:: Provided material ::

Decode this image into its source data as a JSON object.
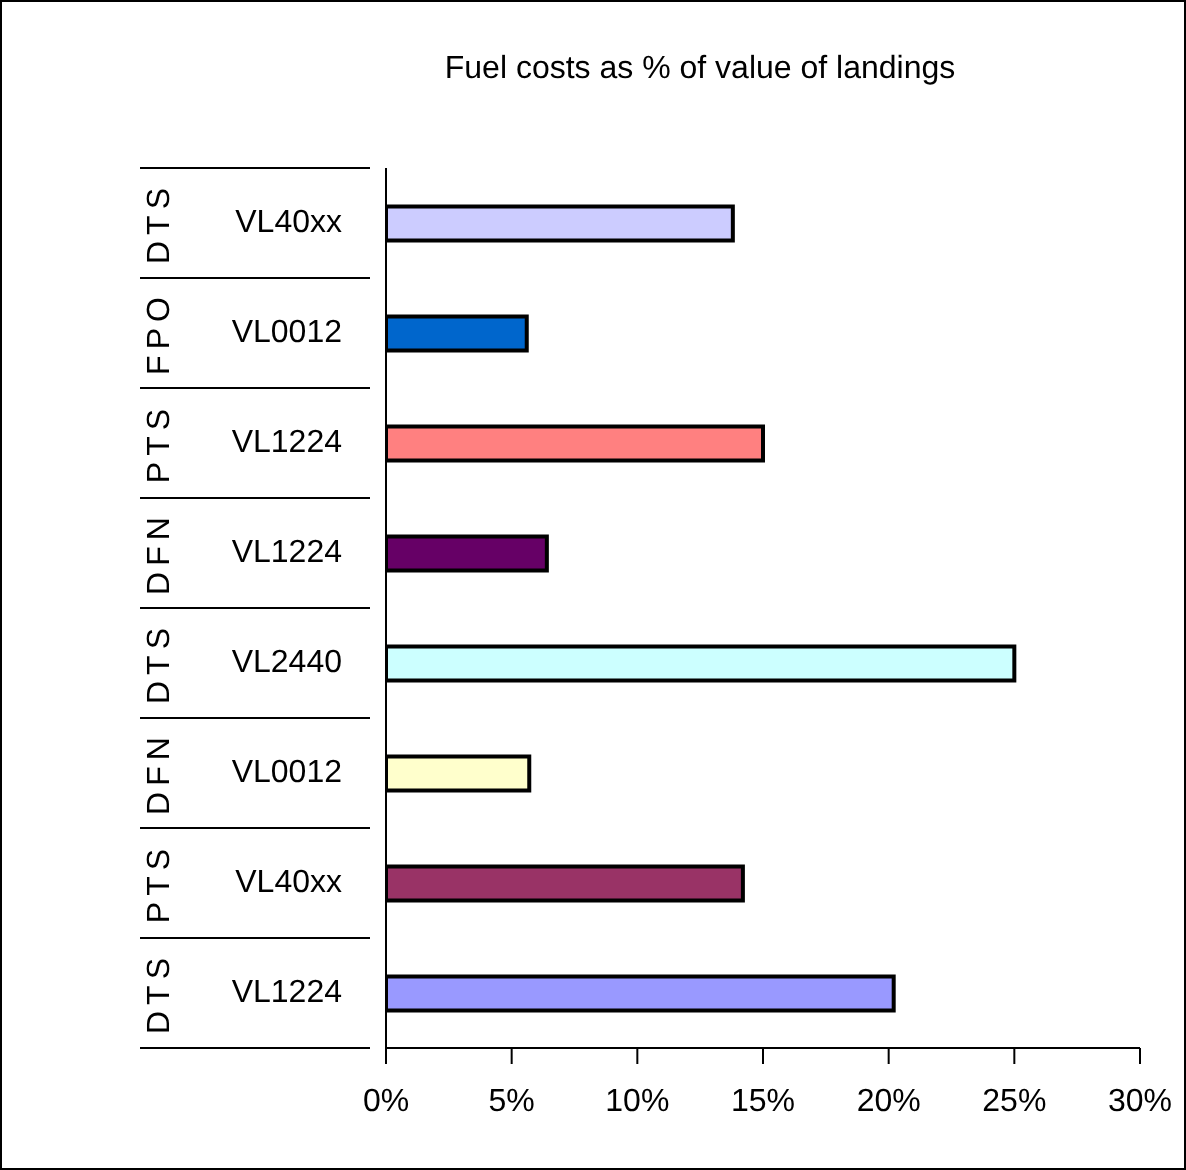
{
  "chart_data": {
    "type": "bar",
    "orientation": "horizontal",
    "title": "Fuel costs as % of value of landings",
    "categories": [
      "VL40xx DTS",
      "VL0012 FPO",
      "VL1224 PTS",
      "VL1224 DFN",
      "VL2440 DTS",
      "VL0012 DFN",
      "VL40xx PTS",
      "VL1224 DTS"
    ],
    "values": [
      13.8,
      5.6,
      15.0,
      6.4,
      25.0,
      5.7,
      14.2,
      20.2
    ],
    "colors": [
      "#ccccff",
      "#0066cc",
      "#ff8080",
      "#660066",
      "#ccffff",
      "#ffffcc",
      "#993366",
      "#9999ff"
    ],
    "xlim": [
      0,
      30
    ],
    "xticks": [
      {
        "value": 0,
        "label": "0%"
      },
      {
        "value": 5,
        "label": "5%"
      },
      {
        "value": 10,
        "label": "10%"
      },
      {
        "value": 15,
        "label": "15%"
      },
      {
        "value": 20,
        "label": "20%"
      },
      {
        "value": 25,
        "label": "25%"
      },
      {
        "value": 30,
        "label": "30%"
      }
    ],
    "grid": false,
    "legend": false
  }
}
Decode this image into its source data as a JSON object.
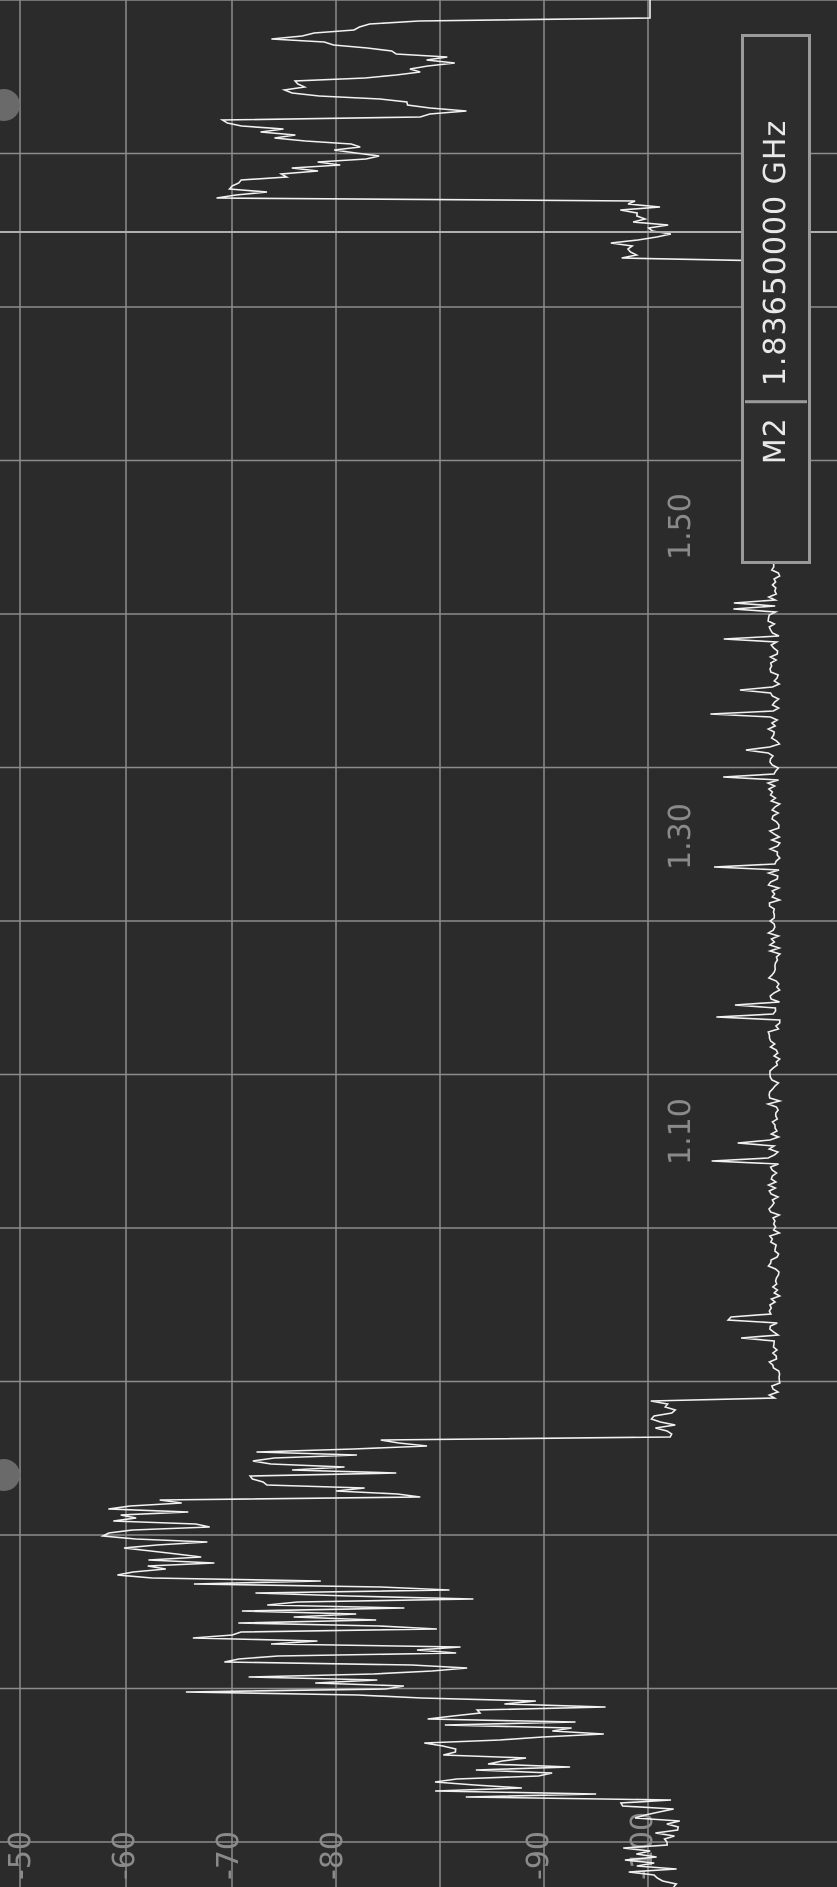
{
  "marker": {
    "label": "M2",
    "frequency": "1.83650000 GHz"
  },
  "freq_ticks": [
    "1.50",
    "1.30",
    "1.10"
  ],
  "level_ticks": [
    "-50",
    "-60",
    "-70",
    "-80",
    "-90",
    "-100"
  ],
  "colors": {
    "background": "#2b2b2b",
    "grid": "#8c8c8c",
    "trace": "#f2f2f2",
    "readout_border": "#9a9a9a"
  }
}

:: The exercise ::
Take the listing above and restate it word for word, without its pictures.

:: Complete response ::
Decode this image into its source data as a JSON object.
{
  "chart_data": {
    "type": "bar",
    "orientation": "horizontal",
    "title": "Fuel costs as % of value of landings",
    "categories": [
      "VL40xx DTS",
      "VL0012 FPO",
      "VL1224 PTS",
      "VL1224 DFN",
      "VL2440 DTS",
      "VL0012 DFN",
      "VL40xx PTS",
      "VL1224 DTS"
    ],
    "values": [
      13.8,
      5.6,
      15.0,
      6.4,
      25.0,
      5.7,
      14.2,
      20.2
    ],
    "colors": [
      "#ccccff",
      "#0066cc",
      "#ff8080",
      "#660066",
      "#ccffff",
      "#ffffcc",
      "#993366",
      "#9999ff"
    ],
    "xlim": [
      0,
      30
    ],
    "xticks": [
      {
        "value": 0,
        "label": "0%"
      },
      {
        "value": 5,
        "label": "5%"
      },
      {
        "value": 10,
        "label": "10%"
      },
      {
        "value": 15,
        "label": "15%"
      },
      {
        "value": 20,
        "label": "20%"
      },
      {
        "value": 25,
        "label": "25%"
      },
      {
        "value": 30,
        "label": "30%"
      }
    ],
    "grid": false,
    "legend": false
  }
}
Decode this image into its source data as a JSON object.
{
  "marker": {
    "label": "M2",
    "frequency": "1.83650000 GHz"
  },
  "freq_ticks": [
    "1.50",
    "1.30",
    "1.10"
  ],
  "level_ticks": [
    "-50",
    "-60",
    "-70",
    "-80",
    "-90",
    "-100"
  ],
  "colors": {
    "background": "#2b2b2b",
    "grid": "#8c8c8c",
    "trace": "#f2f2f2",
    "readout_border": "#9a9a9a"
  }
}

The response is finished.